:: AIM ::
Copy each line containing the word "профессионализма" from the records that follow, please.

:: RECORDS FOR THIS TASK ::
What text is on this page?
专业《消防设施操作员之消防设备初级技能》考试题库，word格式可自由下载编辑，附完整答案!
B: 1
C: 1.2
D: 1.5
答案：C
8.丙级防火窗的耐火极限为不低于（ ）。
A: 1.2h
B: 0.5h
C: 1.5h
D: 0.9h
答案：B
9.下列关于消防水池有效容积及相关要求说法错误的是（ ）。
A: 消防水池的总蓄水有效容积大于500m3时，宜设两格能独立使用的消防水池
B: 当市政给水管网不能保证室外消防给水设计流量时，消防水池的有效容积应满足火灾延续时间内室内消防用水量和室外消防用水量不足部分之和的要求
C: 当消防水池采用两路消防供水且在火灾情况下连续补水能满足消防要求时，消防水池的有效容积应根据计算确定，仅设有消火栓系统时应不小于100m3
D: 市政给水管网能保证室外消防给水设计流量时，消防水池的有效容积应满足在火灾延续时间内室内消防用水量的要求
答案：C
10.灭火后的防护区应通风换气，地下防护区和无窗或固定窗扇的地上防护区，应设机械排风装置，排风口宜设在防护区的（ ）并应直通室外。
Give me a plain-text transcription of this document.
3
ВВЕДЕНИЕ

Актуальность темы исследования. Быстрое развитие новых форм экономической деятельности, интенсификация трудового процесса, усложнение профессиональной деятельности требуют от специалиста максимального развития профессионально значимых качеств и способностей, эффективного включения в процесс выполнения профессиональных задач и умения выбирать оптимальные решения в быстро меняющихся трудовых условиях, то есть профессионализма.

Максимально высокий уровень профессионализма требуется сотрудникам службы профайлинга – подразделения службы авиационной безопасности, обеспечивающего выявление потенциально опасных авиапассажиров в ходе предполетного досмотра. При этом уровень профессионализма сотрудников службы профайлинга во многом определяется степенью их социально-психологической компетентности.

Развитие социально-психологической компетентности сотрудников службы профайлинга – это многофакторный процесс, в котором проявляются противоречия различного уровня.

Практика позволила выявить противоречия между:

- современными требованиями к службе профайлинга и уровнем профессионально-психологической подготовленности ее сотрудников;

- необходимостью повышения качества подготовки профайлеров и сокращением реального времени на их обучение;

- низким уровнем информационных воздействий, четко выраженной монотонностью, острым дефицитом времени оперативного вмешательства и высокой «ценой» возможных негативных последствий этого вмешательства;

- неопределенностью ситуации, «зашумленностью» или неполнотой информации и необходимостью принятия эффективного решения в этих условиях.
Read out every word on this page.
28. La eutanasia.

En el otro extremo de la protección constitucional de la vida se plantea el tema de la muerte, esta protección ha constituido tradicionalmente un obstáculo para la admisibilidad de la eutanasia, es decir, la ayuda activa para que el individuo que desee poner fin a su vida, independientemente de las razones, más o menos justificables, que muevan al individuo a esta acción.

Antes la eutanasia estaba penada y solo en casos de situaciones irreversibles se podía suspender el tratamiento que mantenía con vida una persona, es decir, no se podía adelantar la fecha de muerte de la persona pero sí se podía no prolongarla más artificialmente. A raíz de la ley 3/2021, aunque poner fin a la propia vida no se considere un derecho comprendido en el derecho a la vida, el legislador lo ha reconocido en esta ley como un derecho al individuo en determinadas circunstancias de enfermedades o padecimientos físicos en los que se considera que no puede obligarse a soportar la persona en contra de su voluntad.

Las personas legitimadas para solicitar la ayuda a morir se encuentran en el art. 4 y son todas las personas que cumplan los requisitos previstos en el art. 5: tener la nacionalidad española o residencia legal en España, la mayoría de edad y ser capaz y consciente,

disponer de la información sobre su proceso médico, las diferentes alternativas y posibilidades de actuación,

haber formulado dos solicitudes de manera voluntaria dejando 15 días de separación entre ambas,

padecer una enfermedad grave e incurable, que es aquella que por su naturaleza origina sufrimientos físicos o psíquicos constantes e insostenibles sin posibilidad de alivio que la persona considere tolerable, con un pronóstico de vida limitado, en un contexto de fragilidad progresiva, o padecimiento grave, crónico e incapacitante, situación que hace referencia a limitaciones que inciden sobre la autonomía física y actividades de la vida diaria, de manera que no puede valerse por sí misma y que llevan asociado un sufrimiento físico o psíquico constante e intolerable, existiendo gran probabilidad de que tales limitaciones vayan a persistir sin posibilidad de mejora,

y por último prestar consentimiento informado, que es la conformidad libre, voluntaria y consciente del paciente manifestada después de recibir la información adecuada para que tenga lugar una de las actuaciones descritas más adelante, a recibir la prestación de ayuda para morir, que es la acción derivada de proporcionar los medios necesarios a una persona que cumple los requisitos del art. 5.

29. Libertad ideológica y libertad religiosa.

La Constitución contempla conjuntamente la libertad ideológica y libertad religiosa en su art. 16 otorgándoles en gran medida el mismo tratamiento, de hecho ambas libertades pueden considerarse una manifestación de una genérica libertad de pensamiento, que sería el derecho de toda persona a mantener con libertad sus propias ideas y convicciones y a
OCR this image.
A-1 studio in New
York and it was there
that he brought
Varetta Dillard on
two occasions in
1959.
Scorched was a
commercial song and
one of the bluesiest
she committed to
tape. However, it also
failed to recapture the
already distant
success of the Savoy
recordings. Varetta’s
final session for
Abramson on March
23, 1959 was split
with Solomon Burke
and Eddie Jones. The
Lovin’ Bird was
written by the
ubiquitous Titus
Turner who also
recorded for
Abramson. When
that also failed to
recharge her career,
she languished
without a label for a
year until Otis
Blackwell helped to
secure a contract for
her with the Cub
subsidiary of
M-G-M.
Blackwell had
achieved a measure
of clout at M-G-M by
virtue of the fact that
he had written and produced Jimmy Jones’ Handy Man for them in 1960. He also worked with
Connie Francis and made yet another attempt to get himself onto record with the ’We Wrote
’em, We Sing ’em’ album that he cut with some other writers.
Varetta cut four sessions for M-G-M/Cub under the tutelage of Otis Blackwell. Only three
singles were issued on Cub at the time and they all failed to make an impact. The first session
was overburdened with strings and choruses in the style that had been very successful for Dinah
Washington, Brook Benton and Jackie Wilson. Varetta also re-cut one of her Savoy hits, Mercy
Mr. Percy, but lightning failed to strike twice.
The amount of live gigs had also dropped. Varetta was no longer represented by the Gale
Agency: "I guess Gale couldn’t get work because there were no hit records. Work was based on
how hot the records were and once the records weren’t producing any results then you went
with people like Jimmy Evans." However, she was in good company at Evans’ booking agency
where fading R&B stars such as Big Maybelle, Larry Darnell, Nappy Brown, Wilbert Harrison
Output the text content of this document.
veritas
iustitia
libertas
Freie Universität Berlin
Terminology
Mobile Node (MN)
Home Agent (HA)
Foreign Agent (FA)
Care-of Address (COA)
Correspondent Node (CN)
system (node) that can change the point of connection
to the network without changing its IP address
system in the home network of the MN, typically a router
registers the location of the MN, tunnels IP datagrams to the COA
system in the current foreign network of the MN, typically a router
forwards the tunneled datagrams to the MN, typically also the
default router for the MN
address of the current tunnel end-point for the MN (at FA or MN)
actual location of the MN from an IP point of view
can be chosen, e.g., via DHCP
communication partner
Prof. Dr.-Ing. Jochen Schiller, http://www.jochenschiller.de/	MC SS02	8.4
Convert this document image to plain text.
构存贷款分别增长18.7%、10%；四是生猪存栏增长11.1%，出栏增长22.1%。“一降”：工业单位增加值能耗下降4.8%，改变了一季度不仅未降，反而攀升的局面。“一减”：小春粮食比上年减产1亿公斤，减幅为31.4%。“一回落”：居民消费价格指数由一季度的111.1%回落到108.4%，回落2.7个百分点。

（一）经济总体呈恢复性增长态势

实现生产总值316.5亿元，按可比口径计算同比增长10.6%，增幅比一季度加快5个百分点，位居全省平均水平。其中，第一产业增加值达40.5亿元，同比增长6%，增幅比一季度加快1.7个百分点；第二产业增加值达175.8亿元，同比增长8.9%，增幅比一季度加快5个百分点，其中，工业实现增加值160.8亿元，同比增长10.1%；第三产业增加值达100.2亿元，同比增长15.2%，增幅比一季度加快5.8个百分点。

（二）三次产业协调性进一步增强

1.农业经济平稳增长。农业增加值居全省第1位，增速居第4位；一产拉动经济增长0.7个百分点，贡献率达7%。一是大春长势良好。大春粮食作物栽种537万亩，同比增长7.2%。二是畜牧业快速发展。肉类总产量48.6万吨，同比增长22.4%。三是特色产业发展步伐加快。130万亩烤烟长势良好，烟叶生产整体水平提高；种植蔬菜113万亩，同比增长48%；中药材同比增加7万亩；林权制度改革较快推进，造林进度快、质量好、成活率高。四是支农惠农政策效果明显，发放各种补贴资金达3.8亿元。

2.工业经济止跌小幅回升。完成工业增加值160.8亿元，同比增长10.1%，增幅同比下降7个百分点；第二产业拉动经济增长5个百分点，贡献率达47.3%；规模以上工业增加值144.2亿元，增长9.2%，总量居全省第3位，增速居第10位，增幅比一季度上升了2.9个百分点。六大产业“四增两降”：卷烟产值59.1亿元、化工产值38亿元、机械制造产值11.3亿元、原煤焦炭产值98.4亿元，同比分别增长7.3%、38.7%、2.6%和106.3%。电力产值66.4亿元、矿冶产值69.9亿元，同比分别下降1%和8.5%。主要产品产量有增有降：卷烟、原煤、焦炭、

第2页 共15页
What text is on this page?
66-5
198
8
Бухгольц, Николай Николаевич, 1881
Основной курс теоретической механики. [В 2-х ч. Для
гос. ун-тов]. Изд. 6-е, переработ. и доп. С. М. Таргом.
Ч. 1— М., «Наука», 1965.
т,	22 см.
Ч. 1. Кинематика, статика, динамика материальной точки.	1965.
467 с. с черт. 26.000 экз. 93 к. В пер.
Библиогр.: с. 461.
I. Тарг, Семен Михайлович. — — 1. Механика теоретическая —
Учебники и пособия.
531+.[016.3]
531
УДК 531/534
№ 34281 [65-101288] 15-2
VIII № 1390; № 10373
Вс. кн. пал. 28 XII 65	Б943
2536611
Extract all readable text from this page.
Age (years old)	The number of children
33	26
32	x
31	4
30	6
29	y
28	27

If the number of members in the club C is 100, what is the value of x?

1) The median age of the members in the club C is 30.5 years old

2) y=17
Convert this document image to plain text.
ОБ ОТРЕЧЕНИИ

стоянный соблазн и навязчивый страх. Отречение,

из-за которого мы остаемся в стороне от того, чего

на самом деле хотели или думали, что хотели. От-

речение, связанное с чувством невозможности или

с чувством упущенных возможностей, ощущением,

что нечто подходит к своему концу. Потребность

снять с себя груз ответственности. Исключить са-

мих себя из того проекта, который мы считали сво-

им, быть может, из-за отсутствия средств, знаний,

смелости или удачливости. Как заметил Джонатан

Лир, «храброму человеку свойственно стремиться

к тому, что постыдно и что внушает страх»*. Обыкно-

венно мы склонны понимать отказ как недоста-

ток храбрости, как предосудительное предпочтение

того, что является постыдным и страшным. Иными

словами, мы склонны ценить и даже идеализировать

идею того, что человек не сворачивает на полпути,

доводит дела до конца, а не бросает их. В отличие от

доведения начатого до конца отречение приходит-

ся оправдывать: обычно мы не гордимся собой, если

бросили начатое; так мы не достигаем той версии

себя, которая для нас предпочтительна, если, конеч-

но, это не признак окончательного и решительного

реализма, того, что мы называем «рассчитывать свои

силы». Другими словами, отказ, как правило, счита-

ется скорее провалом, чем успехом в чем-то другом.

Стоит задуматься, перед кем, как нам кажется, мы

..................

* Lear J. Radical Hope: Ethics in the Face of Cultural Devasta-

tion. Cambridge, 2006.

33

:: TASK RESULT ::
Актуальность темы исследования. Быстрое развитие новых форм экономической деятельности, интенсификация трудового процесса, усложнение профессиональной деятельности требуют от специалиста максимального развития профессионально значимых качеств и способностей, эффективного включения в процесс выполнения профессиональных задач и умения выбирать оптимальные решения в быстро меняющихся трудовых условиях, то есть профессионализма.
Максимально высокий уровень профессионализма требуется сотрудникам службы профайлинга – подразделения службы авиационной безопасности, обеспечивающего выявление потенциально опасных авиапассажиров в ходе предполетного досмотра. При этом уровень профессионализма сотрудников службы профайлинга во многом определяется степенью их социально-психологической компетентности.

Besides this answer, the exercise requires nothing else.